▶ _Given instruction_:
Set down the full listing exactly as given. Any pictures are to be left out.

######

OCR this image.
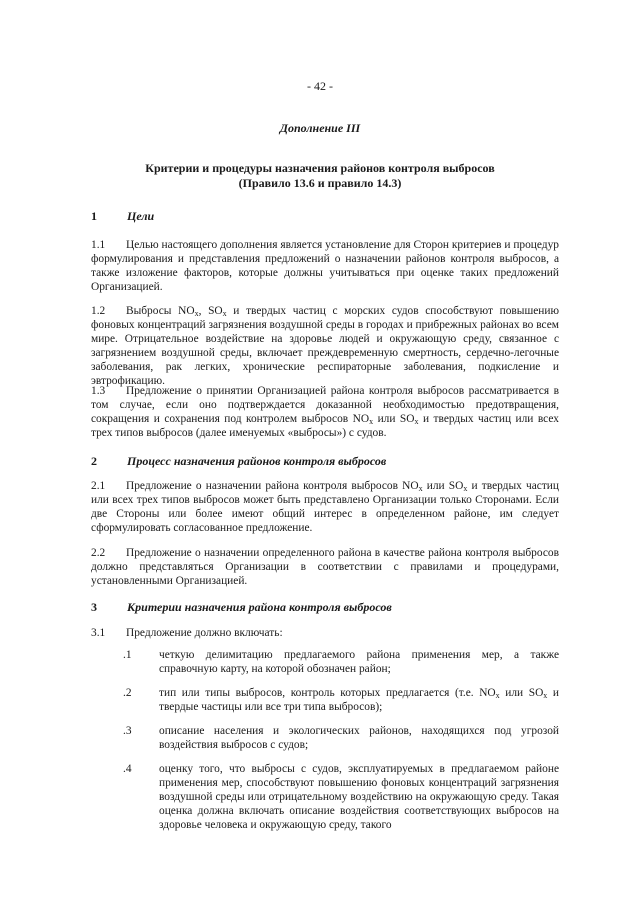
- 42 -
Дополнение III
Критерии и процедуры назначения районов контроля выбросов
(Правило 13.6 и правило 14.3)
1	Цели
1.1 Целью настоящего дополнения является установление для Сторон критериев и процедур формулирования и представления предложений о назначении районов контроля выбросов, а также изложение факторов, которые должны учитываться при оценке таких предложений Организацией.
1.2 Выбросы $NO_x$, $SO_x$ и твердых частиц с морских судов способствуют повышению фоновых концентраций загрязнения воздушной среды в городах и прибрежных районах во всем мире. Отрицательное воздействие на здоровье людей и окружающую среду, связанное с загрязнением воздушной среды, включает преждевременную смертность, сердечно-легочные заболевания, рак легких, хронические респираторные заболевания, подкисление и эвтрофикацию.
1.3 Предложение о принятии Организацией района контроля выбросов рассматривается в том случае, если оно подтверждается доказанной необходимостью предотвращения, сокращения и сохранения под контролем выбросов $NO_x$ или $SO_x$ и твердых частиц или всех трех типов выбросов (далее именуемых «выбросы») с судов.
2	Процесс назначения районов контроля выбросов
2.1 Предложение о назначении района контроля выбросов $NO_x$ или $SO_x$ и твердых частиц или всех трех типов выбросов может быть представлено Организации только Сторонами. Если две Стороны или более имеют общий интерес в определенном районе, им следует сформулировать согласованное предложение.
2.2 Предложение о назначении определенного района в качестве района контроля выбросов должно представляться Организации в соответствии с правилами и процедурами, установленными Организацией.
3	Критерии назначения района контроля выбросов
3.1 Предложение должно включать:
.1 четкую делимитацию предлагаемого района применения мер, а также справочную карту, на которой обозначен район;
.2 тип или типы выбросов, контроль которых предлагается (т.е. $NO_x$ или $SO_x$ и твердые частицы или все три типа выбросов);
.3 описание населения и экологических районов, находящихся под угрозой воздействия выбросов с судов;
.4 оценку того, что выбросы с судов, эксплуатируемых в предлагаемом районе применения мер, способствуют повышению фоновых концентраций загрязнения воздушной среды или отрицательному воздействию на окружающую среду. Такая оценка должна включать описание воздействия соответствующих выбросов на здоровье человека и окружающую среду, такого
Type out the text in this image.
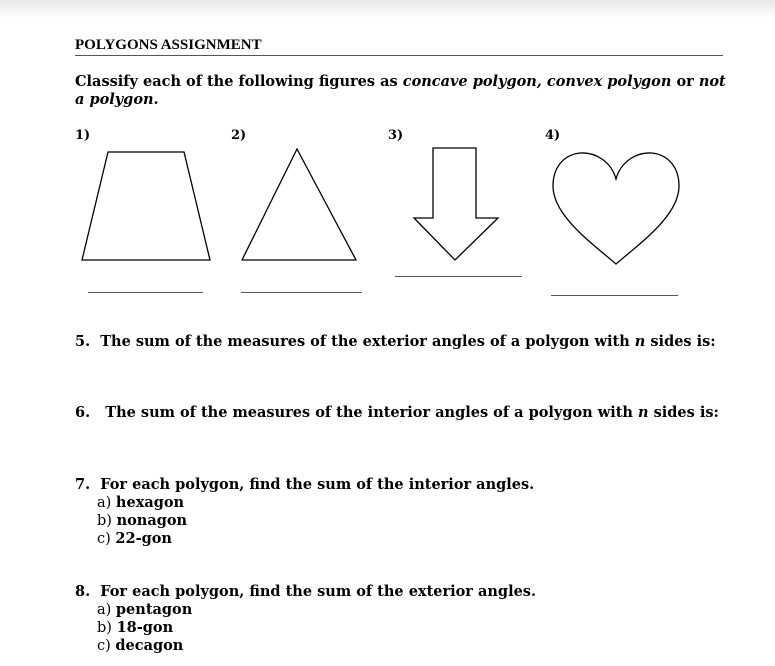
POLYGONS ASSIGNMENT
Classify each of the following figures as concave polygon, convex polygon or not a polygon.
1)	2)	3)	4)
5. The sum of the measures of the exterior angles of a polygon with n sides is:
6. The sum of the measures of the interior angles of a polygon with n sides is:
7. For each polygon, find the sum of the interior angles.
a) hexagon
b) nonagon
c) 22-gon
8. For each polygon, find the sum of the exterior angles.
a) pentagon
b) 18-gon
c) decagon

######

▶ _Solution for this problem_:
OCR this image.
- 42 -
Дополнение III
Критерии и процедуры назначения районов контроля выбросов
(Правило 13.6 и правило 14.3)
1	Цели
1.1 Целью настоящего дополнения является установление для Сторон критериев и процедур формулирования и представления предложений о назначении районов контроля выбросов, а также изложение факторов, которые должны учитываться при оценке таких предложений Организацией.
1.2 Выбросы $NO_x$, $SO_x$ и твердых частиц с морских судов способствуют повышению фоновых концентраций загрязнения воздушной среды в городах и прибрежных районах во всем мире. Отрицательное воздействие на здоровье людей и окружающую среду, связанное с загрязнением воздушной среды, включает преждевременную смертность, сердечно-легочные заболевания, рак легких, хронические респираторные заболевания, подкисление и эвтрофикацию.
1.3 Предложение о принятии Организацией района контроля выбросов рассматривается в том случае, если оно подтверждается доказанной необходимостью предотвращения, сокращения и сохранения под контролем выбросов $NO_x$ или $SO_x$ и твердых частиц или всех трех типов выбросов (далее именуемых «выбросы») с судов.
2	Процесс назначения районов контроля выбросов
2.1 Предложение о назначении района контроля выбросов $NO_x$ или $SO_x$ и твердых частиц или всех трех типов выбросов может быть представлено Организации только Сторонами. Если две Стороны или более имеют общий интерес в определенном районе, им следует сформулировать согласованное предложение.
2.2 Предложение о назначении определенного района в качестве района контроля выбросов должно представляться Организации в соответствии с правилами и процедурами, установленными Организацией.
3	Критерии назначения района контроля выбросов
3.1 Предложение должно включать:
.1 четкую делимитацию предлагаемого района применения мер, а также справочную карту, на которой обозначен район;
.2 тип или типы выбросов, контроль которых предлагается (т.е. $NO_x$ или $SO_x$ и твердые частицы или все три типа выбросов);
.3 описание населения и экологических районов, находящихся под угрозой воздействия выбросов с судов;
.4 оценку того, что выбросы с судов, эксплуатируемых в предлагаемом районе применения мер, способствуют повышению фоновых концентраций загрязнения воздушной среды или отрицательному воздействию на окружающую среду. Такая оценка должна включать описание воздействия соответствующих выбросов на здоровье человека и окружающую среду, такого
Type out the text in this image.
POLYGONS ASSIGNMENT
Classify each of the following figures as concave polygon, convex polygon or not a polygon.
1)	2)	3)	4)
5. The sum of the measures of the exterior angles of a polygon with n sides is:
6. The sum of the measures of the interior angles of a polygon with n sides is:
7. For each polygon, find the sum of the interior angles.
a) hexagon
b) nonagon
c) 22-gon
8. For each polygon, find the sum of the exterior angles.
a) pentagon
b) 18-gon
c) decagon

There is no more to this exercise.